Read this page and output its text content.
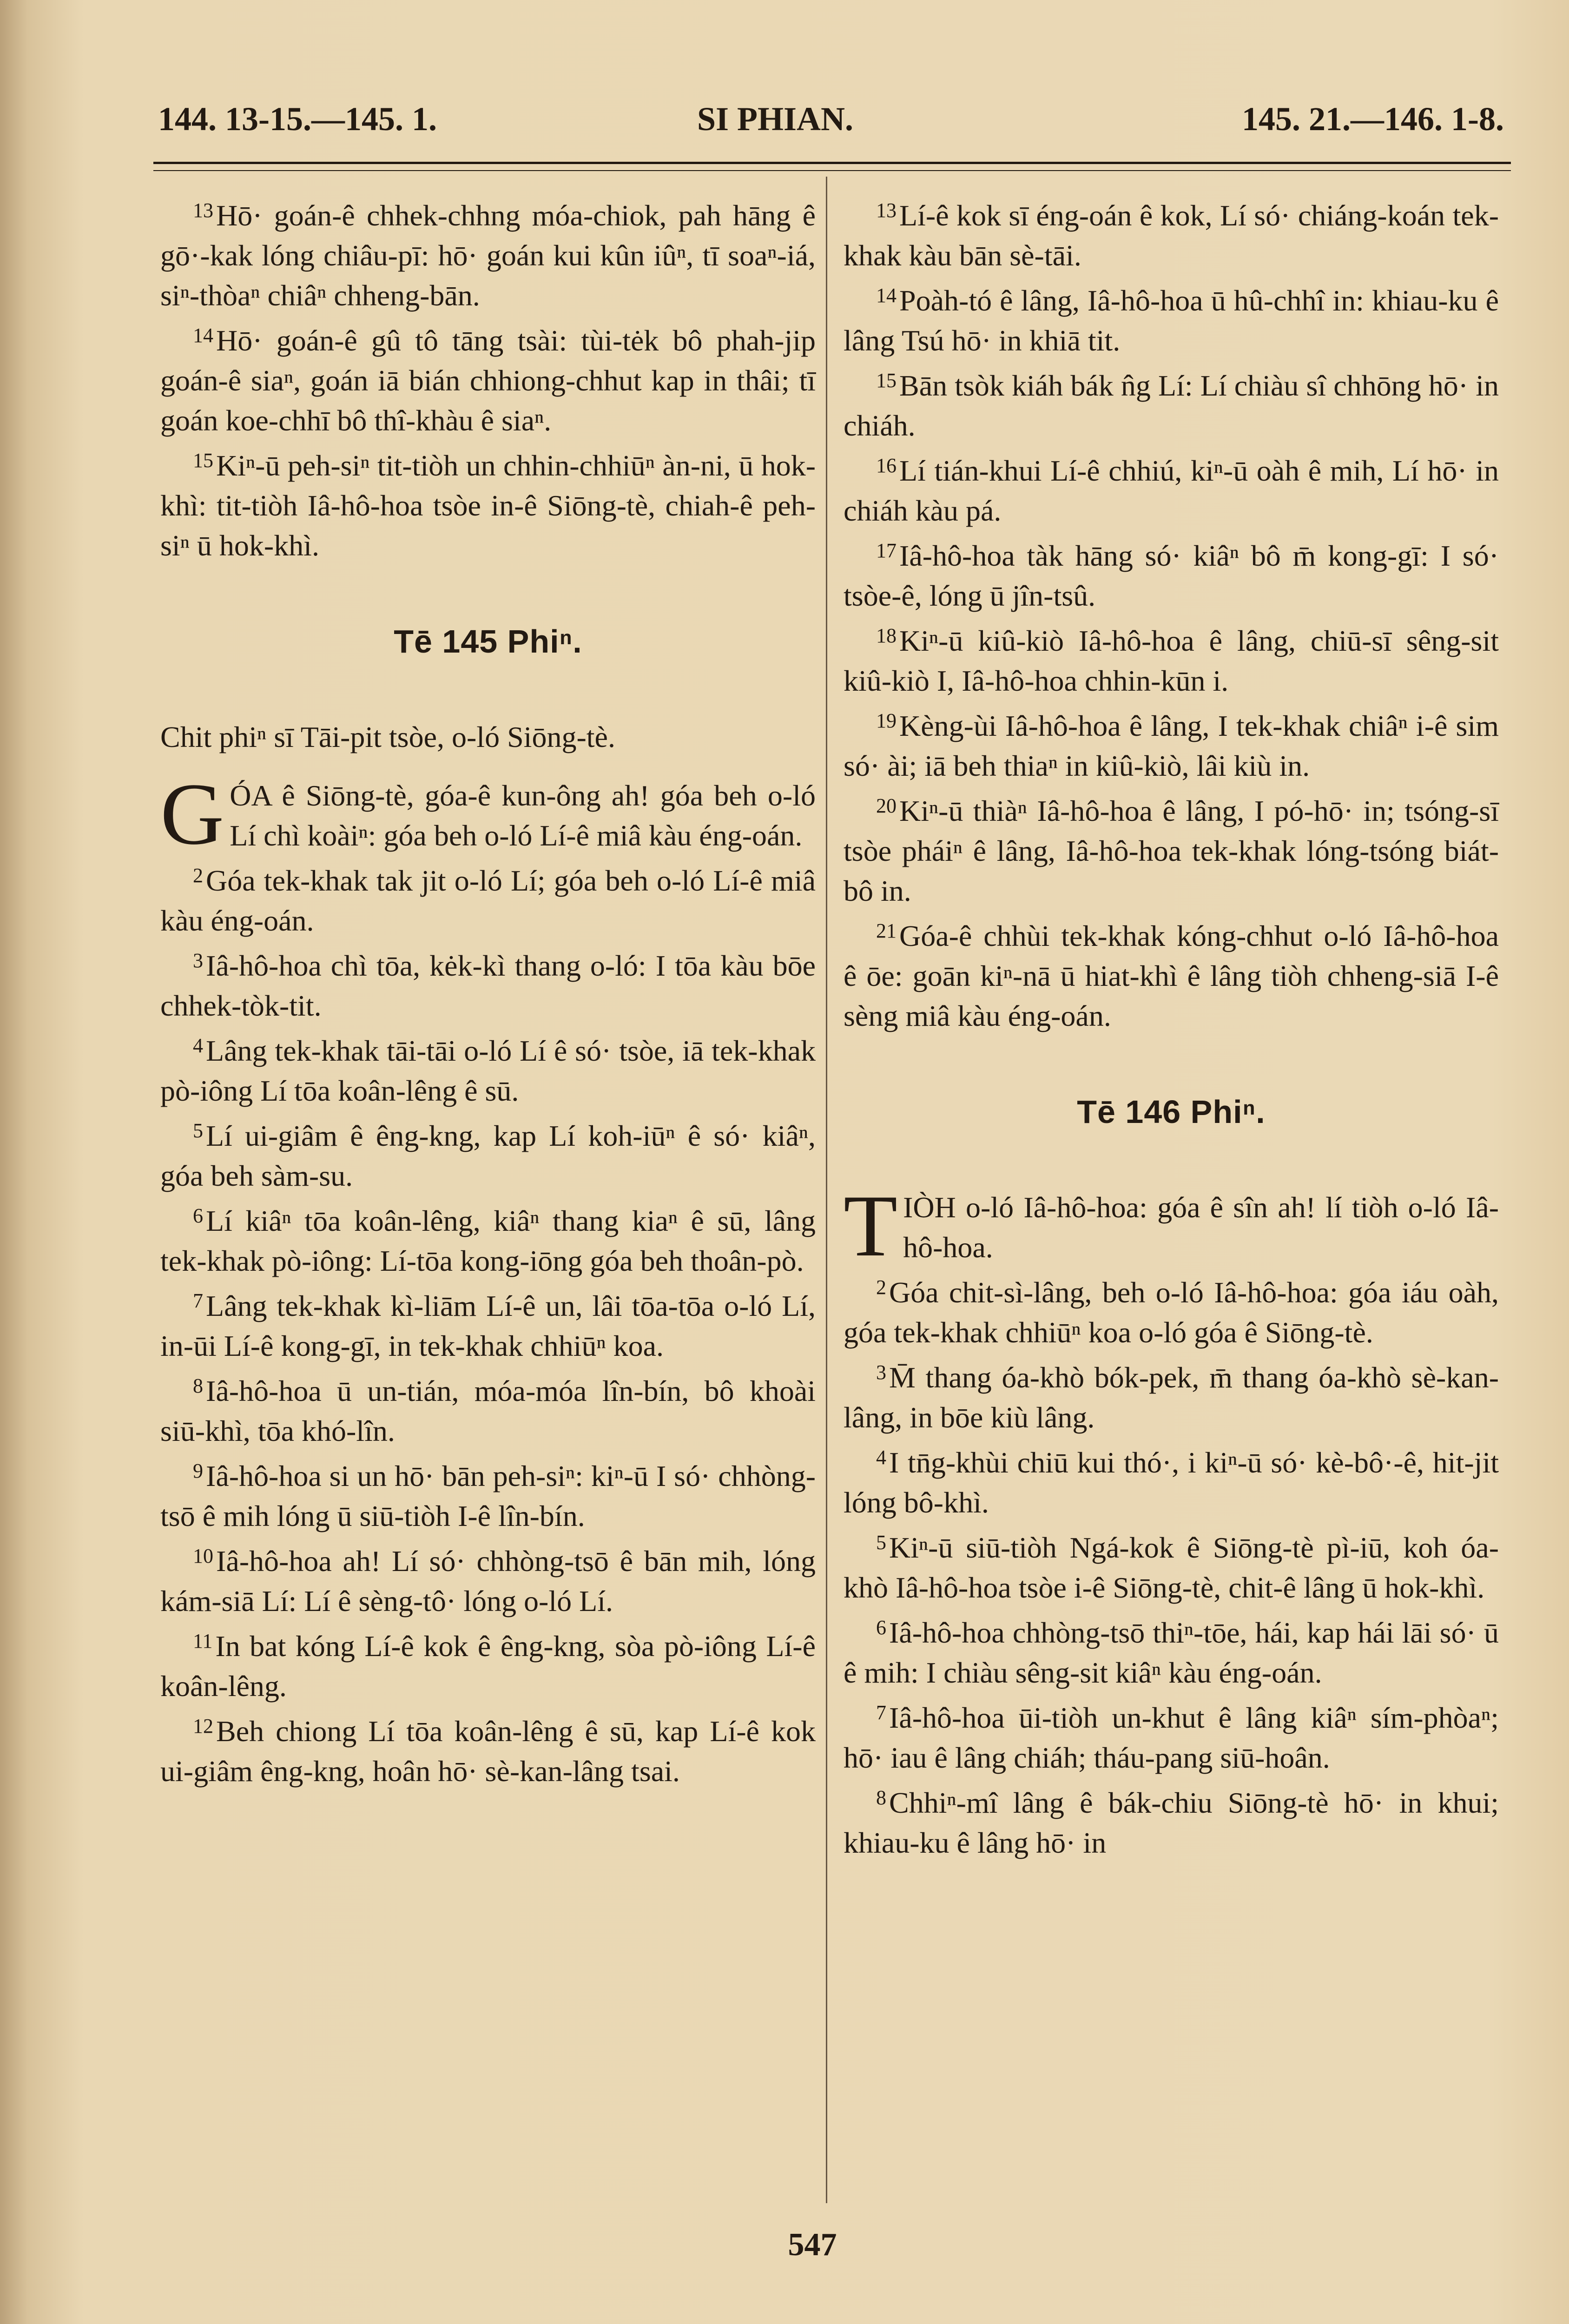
144. 13-15.—145. 1.	SI PHIAN.	145. 21.—146. 1-8.

$^{13}$Hō· goán-ê chhek-chhng móa-chiok, pah hāng ê gō·-kak lóng chiâu-pī: hō· goán kui kûn iûⁿ, tī soaⁿ-iá, siⁿ-thòaⁿ chiâⁿ chheng-bān.

$^{14}$Hō· goán-ê gû tô tāng tsài: tùi-tėk bô phah-jip goán-ê siaⁿ, goán iā bián chhiong-chhut kap in thâi; tī goán koe-chhī bô thî-khàu ê siaⁿ.

$^{15}$Kiⁿ-ū peh-siⁿ tit-tiòh un chhin-chhiūⁿ àn-ni, ū hok-khì: tit-tiòh Iâ-hô-hoa tsòe in-ê Siōng-tè, chiah-ê peh-siⁿ ū hok-khì.

Tē 145 Phiⁿ.

Chit phiⁿ sī Tāi-pit tsòe, o-ló Siōng-tè.

GÓA ê Siōng-tè, góa-ê kun-ông ah! góa beh o-ló Lí chì koàiⁿ: góa beh o-ló Lí-ê miâ kàu éng-oán.

$^2$Góa tek-khak tak jit o-ló Lí; góa beh o-ló Lí-ê miâ kàu éng-oán.

$^3$Iâ-hô-hoa chì tōa, kėk-kì thang o-ló: I tōa kàu bōe chhek-tòk-tit.

$^4$Lâng tek-khak tāi-tāi o-ló Lí ê só· tsòe, iā tek-khak pò-iông Lí tōa koân-lêng ê sū.

$^5$Lí ui-giâm ê êng-kng, kap Lí koh-iūⁿ ê só· kiâⁿ, góa beh sàm-su.

$^6$Lí kiâⁿ tōa koân-lêng, kiâⁿ thang kiaⁿ ê sū, lâng tek-khak pò-iông: Lí-tōa kong-iōng góa beh thoân-pò.

$^7$Lâng tek-khak kì-liām Lí-ê un, lâi tōa-tōa o-ló Lí, in-ūi Lí-ê kong-gī, in tek-khak chhiūⁿ koa.

$^8$Iâ-hô-hoa ū un-tián, móa-móa lîn-bín, bô khoài siū-khì, tōa khó-lîn.

$^9$Iâ-hô-hoa si un hō· bān peh-siⁿ: kiⁿ-ū I só· chhòng-tsō ê mih lóng ū siū-tiòh I-ê lîn-bín.

$^{10}$Iâ-hô-hoa ah! Lí só· chhòng-tsō ê bān mih, lóng kám-siā Lí: Lí ê sèng-tô· lóng o-ló Lí.

$^{11}$In bat kóng Lí-ê kok ê êng-kng, sòa pò-iông Lí-ê koân-lêng.

$^{12}$Beh chiong Lí tōa koân-lêng ê sū, kap Lí-ê kok ui-giâm êng-kng, hoân hō· sè-kan-lâng tsai.

$^{13}$Lí-ê kok sī éng-oán ê kok, Lí só· chiáng-koán tek-khak kàu bān sè-tāi.

$^{14}$Poàh-tó ê lâng, Iâ-hô-hoa ū hû-chhî in: khiau-ku ê lâng Tsú hō· in khiā tit.

$^{15}$Bān tsòk kiáh bák n̂g Lí: Lí chiàu sî chhōng hō· in chiáh.

$^{16}$Lí tián-khui Lí-ê chhiú, kiⁿ-ū oàh ê mih, Lí hō· in chiáh kàu pá.

$^{17}$Iâ-hô-hoa tàk hāng só· kiâⁿ bô m̄ kong-gī: I só· tsòe-ê, lóng ū jîn-tsû.

$^{18}$Kiⁿ-ū kiû-kiò Iâ-hô-hoa ê lâng, chiū-sī sêng-sit kiû-kiò I, Iâ-hô-hoa chhin-kūn i.

$^{19}$Kèng-ùi Iâ-hô-hoa ê lâng, I tek-khak chiâⁿ i-ê sim só· ài; iā beh thiaⁿ in kiû-kiò, lâi kiù in.

$^{20}$Kiⁿ-ū thiàⁿ Iâ-hô-hoa ê lâng, I pó-hō· in; tsóng-sī tsòe pháiⁿ ê lâng, Iâ-hô-hoa tek-khak lóng-tsóng biát-bô in.

$^{21}$Góa-ê chhùi tek-khak kóng-chhut o-ló Iâ-hô-hoa ê ōe: goān kiⁿ-nā ū hiat-khì ê lâng tiòh chheng-siā I-ê sèng miâ kàu éng-oán.

Tē 146 Phiⁿ.

TIÒH o-ló Iâ-hô-hoa: góa ê sîn ah! lí tiòh o-ló Iâ-hô-hoa.

$^2$Góa chit-sì-lâng, beh o-ló Iâ-hô-hoa: góa iáu oàh, góa tek-khak chhiūⁿ koa o-ló góa ê Siōng-tè.

$^3$M̄ thang óa-khò bók-pek, m̄ thang óa-khò sè-kan-lâng, in bōe kiù lâng.

$^4$I tn̄g-khùi chiū kui thó·, i kiⁿ-ū só· kè-bô·-ê, hit-jit lóng bô-khì.

$^5$Kiⁿ-ū siū-tiòh Ngá-kok ê Siōng-tè pì-iū, koh óa-khò Iâ-hô-hoa tsòe i-ê Siōng-tè, chit-ê lâng ū hok-khì.

$^6$Iâ-hô-hoa chhòng-tsō thiⁿ-tōe, hái, kap hái lāi só· ū ê mih: I chiàu sêng-sit kiâⁿ kàu éng-oán.

$^7$Iâ-hô-hoa ūi-tiòh un-khut ê lâng kiâⁿ sím-phòaⁿ; hō· iau ê lâng chiáh; tháu-pang siū-hoân.

$^8$Chhiⁿ-mî lâng ê bák-chiu Siōng-tè hō· in khui; khiau-ku ê lâng hō· in

547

• _Requirements_:
Leave the pictures out and write out every entry exactly as given.

• _Completed task_:
Read this page and output its text content.
144. 13-15.—145. 1.	SI PHIAN.	145. 21.—146. 1-8.

$^{13}$Hō· goán-ê chhek-chhng móa-chiok, pah hāng ê gō·-kak lóng chiâu-pī: hō· goán kui kûn iûⁿ, tī soaⁿ-iá, siⁿ-thòaⁿ chiâⁿ chheng-bān.

$^{14}$Hō· goán-ê gû tô tāng tsài: tùi-tėk bô phah-jip goán-ê siaⁿ, goán iā bián chhiong-chhut kap in thâi; tī goán koe-chhī bô thî-khàu ê siaⁿ.

$^{15}$Kiⁿ-ū peh-siⁿ tit-tiòh un chhin-chhiūⁿ àn-ni, ū hok-khì: tit-tiòh Iâ-hô-hoa tsòe in-ê Siōng-tè, chiah-ê peh-siⁿ ū hok-khì.

Tē 145 Phiⁿ.

Chit phiⁿ sī Tāi-pit tsòe, o-ló Siōng-tè.

GÓA ê Siōng-tè, góa-ê kun-ông ah! góa beh o-ló Lí chì koàiⁿ: góa beh o-ló Lí-ê miâ kàu éng-oán.

$^2$Góa tek-khak tak jit o-ló Lí; góa beh o-ló Lí-ê miâ kàu éng-oán.

$^3$Iâ-hô-hoa chì tōa, kėk-kì thang o-ló: I tōa kàu bōe chhek-tòk-tit.

$^4$Lâng tek-khak tāi-tāi o-ló Lí ê só· tsòe, iā tek-khak pò-iông Lí tōa koân-lêng ê sū.

$^5$Lí ui-giâm ê êng-kng, kap Lí koh-iūⁿ ê só· kiâⁿ, góa beh sàm-su.

$^6$Lí kiâⁿ tōa koân-lêng, kiâⁿ thang kiaⁿ ê sū, lâng tek-khak pò-iông: Lí-tōa kong-iōng góa beh thoân-pò.

$^7$Lâng tek-khak kì-liām Lí-ê un, lâi tōa-tōa o-ló Lí, in-ūi Lí-ê kong-gī, in tek-khak chhiūⁿ koa.

$^8$Iâ-hô-hoa ū un-tián, móa-móa lîn-bín, bô khoài siū-khì, tōa khó-lîn.

$^9$Iâ-hô-hoa si un hō· bān peh-siⁿ: kiⁿ-ū I só· chhòng-tsō ê mih lóng ū siū-tiòh I-ê lîn-bín.

$^{10}$Iâ-hô-hoa ah! Lí só· chhòng-tsō ê bān mih, lóng kám-siā Lí: Lí ê sèng-tô· lóng o-ló Lí.

$^{11}$In bat kóng Lí-ê kok ê êng-kng, sòa pò-iông Lí-ê koân-lêng.

$^{12}$Beh chiong Lí tōa koân-lêng ê sū, kap Lí-ê kok ui-giâm êng-kng, hoân hō· sè-kan-lâng tsai.

$^{13}$Lí-ê kok sī éng-oán ê kok, Lí só· chiáng-koán tek-khak kàu bān sè-tāi.

$^{14}$Poàh-tó ê lâng, Iâ-hô-hoa ū hû-chhî in: khiau-ku ê lâng Tsú hō· in khiā tit.

$^{15}$Bān tsòk kiáh bák n̂g Lí: Lí chiàu sî chhōng hō· in chiáh.

$^{16}$Lí tián-khui Lí-ê chhiú, kiⁿ-ū oàh ê mih, Lí hō· in chiáh kàu pá.

$^{17}$Iâ-hô-hoa tàk hāng só· kiâⁿ bô m̄ kong-gī: I só· tsòe-ê, lóng ū jîn-tsû.

$^{18}$Kiⁿ-ū kiû-kiò Iâ-hô-hoa ê lâng, chiū-sī sêng-sit kiû-kiò I, Iâ-hô-hoa chhin-kūn i.

$^{19}$Kèng-ùi Iâ-hô-hoa ê lâng, I tek-khak chiâⁿ i-ê sim só· ài; iā beh thiaⁿ in kiû-kiò, lâi kiù in.

$^{20}$Kiⁿ-ū thiàⁿ Iâ-hô-hoa ê lâng, I pó-hō· in; tsóng-sī tsòe pháiⁿ ê lâng, Iâ-hô-hoa tek-khak lóng-tsóng biát-bô in.

$^{21}$Góa-ê chhùi tek-khak kóng-chhut o-ló Iâ-hô-hoa ê ōe: goān kiⁿ-nā ū hiat-khì ê lâng tiòh chheng-siā I-ê sèng miâ kàu éng-oán.

Tē 146 Phiⁿ.

TIÒH o-ló Iâ-hô-hoa: góa ê sîn ah! lí tiòh o-ló Iâ-hô-hoa.

$^2$Góa chit-sì-lâng, beh o-ló Iâ-hô-hoa: góa iáu oàh, góa tek-khak chhiūⁿ koa o-ló góa ê Siōng-tè.

$^3$M̄ thang óa-khò bók-pek, m̄ thang óa-khò sè-kan-lâng, in bōe kiù lâng.

$^4$I tn̄g-khùi chiū kui thó·, i kiⁿ-ū só· kè-bô·-ê, hit-jit lóng bô-khì.

$^5$Kiⁿ-ū siū-tiòh Ngá-kok ê Siōng-tè pì-iū, koh óa-khò Iâ-hô-hoa tsòe i-ê Siōng-tè, chit-ê lâng ū hok-khì.

$^6$Iâ-hô-hoa chhòng-tsō thiⁿ-tōe, hái, kap hái lāi só· ū ê mih: I chiàu sêng-sit kiâⁿ kàu éng-oán.

$^7$Iâ-hô-hoa ūi-tiòh un-khut ê lâng kiâⁿ sím-phòaⁿ; hō· iau ê lâng chiáh; tháu-pang siū-hoân.

$^8$Chhiⁿ-mî lâng ê bák-chiu Siōng-tè hō· in khui; khiau-ku ê lâng hō· in

547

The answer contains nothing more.